* **Task details**
Please lay out the lines of the items below, from the line with "numbered-item-text: Basisprozesse (138, 344, 259, 366)" to the line with "footer-center: Echtzeitsysteme Lehrstuhl", as a Markdown table with the columns Row and Line. Include both end lines and leave out any blank lines.

Region boundary data:
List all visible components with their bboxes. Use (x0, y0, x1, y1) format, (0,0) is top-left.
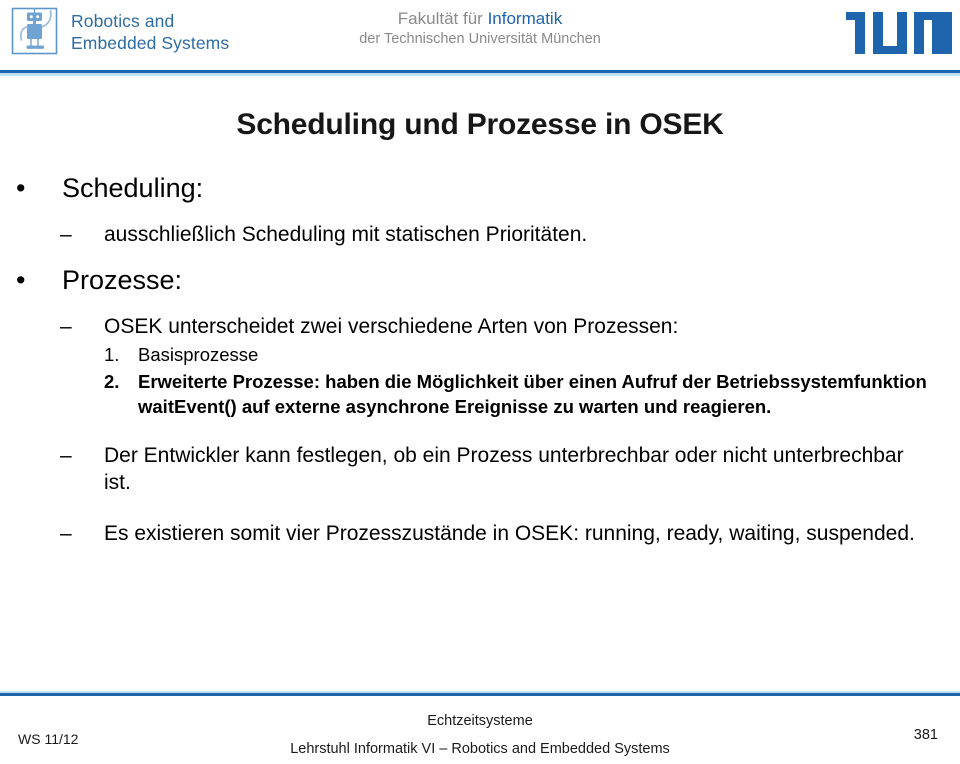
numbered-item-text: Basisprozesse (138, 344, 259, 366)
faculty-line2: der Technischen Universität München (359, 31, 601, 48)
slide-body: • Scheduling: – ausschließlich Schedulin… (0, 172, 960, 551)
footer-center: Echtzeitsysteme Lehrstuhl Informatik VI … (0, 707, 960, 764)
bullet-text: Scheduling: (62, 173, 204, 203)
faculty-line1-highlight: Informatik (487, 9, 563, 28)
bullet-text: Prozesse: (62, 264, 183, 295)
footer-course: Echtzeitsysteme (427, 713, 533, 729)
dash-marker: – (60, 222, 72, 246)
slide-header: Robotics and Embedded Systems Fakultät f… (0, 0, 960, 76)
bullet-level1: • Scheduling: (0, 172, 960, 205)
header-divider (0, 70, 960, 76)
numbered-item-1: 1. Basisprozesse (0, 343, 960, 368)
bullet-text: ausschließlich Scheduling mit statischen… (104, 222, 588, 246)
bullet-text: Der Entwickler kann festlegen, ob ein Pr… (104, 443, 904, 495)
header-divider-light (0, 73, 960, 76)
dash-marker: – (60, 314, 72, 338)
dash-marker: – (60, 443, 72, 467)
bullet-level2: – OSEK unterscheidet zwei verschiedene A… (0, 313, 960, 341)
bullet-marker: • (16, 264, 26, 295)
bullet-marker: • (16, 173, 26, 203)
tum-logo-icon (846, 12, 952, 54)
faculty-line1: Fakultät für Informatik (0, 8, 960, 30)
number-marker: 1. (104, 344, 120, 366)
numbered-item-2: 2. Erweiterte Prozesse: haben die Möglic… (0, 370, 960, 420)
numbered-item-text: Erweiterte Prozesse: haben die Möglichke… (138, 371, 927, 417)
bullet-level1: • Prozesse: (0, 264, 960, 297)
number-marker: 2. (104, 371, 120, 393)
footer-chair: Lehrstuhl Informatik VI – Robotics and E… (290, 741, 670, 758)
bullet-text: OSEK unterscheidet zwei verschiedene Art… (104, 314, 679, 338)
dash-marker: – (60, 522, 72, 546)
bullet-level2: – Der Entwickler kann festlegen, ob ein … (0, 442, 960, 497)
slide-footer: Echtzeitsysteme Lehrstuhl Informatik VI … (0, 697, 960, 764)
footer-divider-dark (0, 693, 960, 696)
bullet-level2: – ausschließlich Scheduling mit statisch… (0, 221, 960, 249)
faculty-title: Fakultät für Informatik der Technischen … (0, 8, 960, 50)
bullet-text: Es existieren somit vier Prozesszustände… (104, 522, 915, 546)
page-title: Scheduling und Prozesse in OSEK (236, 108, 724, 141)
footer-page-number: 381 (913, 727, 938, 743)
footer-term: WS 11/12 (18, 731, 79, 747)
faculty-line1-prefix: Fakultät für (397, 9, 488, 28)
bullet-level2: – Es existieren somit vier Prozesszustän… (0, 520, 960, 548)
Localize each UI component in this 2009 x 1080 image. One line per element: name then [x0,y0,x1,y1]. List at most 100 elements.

* **Reply to the task**
| Row | Line |
|---|---|
| 1 | numbered-item-text: Basisprozesse (138, 344, 259, 366) |
| 2 | faculty-line2: der Technischen Universität München (359, 31, 601, 48) |
| 3 | slide-body: • Scheduling: – ausschließlich Schedulin… (0, 172, 960, 551) |
| 4 | footer-center: Echtzeitsysteme Lehrstuhl Informatik VI … (0, 707, 960, 764) |